_DATASET EXCERPTS_:
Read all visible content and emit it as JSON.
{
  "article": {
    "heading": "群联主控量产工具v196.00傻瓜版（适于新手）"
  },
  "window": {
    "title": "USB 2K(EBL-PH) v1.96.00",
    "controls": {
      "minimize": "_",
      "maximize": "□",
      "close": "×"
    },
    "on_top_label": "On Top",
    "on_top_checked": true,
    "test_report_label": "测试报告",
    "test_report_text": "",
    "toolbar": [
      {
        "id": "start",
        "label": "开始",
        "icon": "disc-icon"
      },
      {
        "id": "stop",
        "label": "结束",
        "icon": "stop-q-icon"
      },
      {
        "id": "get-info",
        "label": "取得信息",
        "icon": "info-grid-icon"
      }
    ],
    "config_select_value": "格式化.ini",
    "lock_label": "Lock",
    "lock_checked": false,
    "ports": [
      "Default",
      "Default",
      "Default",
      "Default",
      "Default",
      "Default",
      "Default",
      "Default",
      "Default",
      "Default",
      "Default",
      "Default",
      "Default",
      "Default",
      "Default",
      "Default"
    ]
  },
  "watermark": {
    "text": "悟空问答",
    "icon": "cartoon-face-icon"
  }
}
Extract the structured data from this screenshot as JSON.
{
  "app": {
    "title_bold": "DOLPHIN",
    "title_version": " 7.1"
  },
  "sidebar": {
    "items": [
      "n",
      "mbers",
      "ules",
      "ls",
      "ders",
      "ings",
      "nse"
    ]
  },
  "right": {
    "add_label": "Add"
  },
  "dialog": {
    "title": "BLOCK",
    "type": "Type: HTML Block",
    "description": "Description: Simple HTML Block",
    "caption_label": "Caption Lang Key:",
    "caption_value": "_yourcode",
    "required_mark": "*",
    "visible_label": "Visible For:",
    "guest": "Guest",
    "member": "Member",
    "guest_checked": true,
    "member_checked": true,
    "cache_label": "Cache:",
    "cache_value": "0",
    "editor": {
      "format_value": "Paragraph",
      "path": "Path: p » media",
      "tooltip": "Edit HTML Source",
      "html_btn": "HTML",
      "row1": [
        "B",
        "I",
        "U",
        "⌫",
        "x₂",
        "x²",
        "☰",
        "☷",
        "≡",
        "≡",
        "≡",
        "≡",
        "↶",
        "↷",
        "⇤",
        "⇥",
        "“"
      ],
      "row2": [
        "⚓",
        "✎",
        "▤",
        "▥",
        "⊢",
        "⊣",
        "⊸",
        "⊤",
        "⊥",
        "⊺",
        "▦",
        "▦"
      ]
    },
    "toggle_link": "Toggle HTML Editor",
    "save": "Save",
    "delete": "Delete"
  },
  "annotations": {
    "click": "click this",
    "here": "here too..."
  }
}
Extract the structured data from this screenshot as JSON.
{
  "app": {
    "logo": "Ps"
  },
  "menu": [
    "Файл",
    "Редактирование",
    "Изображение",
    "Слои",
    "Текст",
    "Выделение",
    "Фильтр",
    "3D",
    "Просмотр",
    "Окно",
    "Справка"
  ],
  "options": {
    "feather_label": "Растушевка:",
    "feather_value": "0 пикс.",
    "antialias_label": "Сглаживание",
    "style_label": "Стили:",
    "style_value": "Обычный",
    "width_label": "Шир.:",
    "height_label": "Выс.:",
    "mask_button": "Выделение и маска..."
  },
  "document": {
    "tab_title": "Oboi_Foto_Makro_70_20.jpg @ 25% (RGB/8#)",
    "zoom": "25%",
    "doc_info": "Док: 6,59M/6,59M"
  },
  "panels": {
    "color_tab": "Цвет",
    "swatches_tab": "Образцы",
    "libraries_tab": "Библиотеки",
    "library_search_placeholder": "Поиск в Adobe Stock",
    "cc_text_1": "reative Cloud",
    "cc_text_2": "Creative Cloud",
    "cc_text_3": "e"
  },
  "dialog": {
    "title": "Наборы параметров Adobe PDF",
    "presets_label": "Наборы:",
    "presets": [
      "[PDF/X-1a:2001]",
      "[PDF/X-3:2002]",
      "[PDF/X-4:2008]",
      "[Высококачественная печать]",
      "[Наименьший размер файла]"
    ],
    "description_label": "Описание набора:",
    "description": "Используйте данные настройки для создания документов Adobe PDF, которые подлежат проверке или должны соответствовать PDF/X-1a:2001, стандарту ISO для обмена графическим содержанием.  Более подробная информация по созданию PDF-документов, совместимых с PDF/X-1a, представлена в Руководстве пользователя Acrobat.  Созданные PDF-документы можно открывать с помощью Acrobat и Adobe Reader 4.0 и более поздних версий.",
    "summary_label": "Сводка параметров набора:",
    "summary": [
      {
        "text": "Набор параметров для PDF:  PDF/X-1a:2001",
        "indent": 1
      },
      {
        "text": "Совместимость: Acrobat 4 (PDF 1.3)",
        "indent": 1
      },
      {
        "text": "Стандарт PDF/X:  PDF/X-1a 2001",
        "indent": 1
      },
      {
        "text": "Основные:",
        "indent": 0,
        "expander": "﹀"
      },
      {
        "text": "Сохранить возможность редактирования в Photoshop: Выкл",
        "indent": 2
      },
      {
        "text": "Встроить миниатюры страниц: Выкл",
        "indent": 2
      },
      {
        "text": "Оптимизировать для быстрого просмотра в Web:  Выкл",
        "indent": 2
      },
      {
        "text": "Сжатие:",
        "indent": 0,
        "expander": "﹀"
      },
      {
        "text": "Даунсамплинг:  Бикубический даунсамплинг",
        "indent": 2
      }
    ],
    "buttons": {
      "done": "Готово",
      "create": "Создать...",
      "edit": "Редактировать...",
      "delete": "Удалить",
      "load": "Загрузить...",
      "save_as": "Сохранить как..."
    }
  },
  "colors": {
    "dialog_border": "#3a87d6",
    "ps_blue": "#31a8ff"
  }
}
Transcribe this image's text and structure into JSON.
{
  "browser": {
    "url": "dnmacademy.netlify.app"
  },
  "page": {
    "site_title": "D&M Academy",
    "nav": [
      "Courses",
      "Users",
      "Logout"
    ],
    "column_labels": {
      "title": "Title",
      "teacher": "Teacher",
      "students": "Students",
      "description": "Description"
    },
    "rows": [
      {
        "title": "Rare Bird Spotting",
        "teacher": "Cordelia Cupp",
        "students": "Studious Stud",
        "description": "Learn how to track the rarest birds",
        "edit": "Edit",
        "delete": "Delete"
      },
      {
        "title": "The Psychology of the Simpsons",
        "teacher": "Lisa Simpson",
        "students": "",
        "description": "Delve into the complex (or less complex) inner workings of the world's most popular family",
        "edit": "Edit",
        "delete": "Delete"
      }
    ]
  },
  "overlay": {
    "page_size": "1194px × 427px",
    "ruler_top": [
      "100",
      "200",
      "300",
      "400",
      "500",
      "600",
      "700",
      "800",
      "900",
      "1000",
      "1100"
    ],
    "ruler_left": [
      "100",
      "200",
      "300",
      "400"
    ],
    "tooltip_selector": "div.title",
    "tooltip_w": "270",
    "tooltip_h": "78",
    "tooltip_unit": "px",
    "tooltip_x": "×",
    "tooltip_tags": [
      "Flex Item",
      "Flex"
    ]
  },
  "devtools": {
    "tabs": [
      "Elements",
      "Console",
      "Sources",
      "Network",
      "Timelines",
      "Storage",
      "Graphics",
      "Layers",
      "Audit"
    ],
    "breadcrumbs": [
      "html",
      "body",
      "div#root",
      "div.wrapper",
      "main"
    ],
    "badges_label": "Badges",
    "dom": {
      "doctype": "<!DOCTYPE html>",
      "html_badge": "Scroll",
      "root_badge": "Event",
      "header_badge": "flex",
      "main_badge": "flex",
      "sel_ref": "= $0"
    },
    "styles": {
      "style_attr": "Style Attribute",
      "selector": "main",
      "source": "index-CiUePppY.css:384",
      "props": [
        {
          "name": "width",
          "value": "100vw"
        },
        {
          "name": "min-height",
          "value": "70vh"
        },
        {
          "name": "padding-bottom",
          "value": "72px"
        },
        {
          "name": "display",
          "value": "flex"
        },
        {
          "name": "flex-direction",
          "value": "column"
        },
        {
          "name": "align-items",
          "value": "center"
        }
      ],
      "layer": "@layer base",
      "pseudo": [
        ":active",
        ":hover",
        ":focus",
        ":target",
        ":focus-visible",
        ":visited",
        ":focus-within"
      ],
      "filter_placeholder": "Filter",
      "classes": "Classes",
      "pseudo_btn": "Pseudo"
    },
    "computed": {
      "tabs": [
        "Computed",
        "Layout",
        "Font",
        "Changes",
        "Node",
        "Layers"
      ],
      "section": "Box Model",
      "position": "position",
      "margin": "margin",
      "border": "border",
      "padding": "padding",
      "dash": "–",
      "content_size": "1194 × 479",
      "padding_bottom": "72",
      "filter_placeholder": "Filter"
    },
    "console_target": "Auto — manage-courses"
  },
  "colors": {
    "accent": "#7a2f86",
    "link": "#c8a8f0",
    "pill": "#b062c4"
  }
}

_TASK PROMPT_:
Within the material above, find the lines that contain the word "true"; copy them.

_SOLUTION FOR THIS PROBLEM_:
    "on_top_checked": true,
    "guest_checked": true,
    "member_checked": true,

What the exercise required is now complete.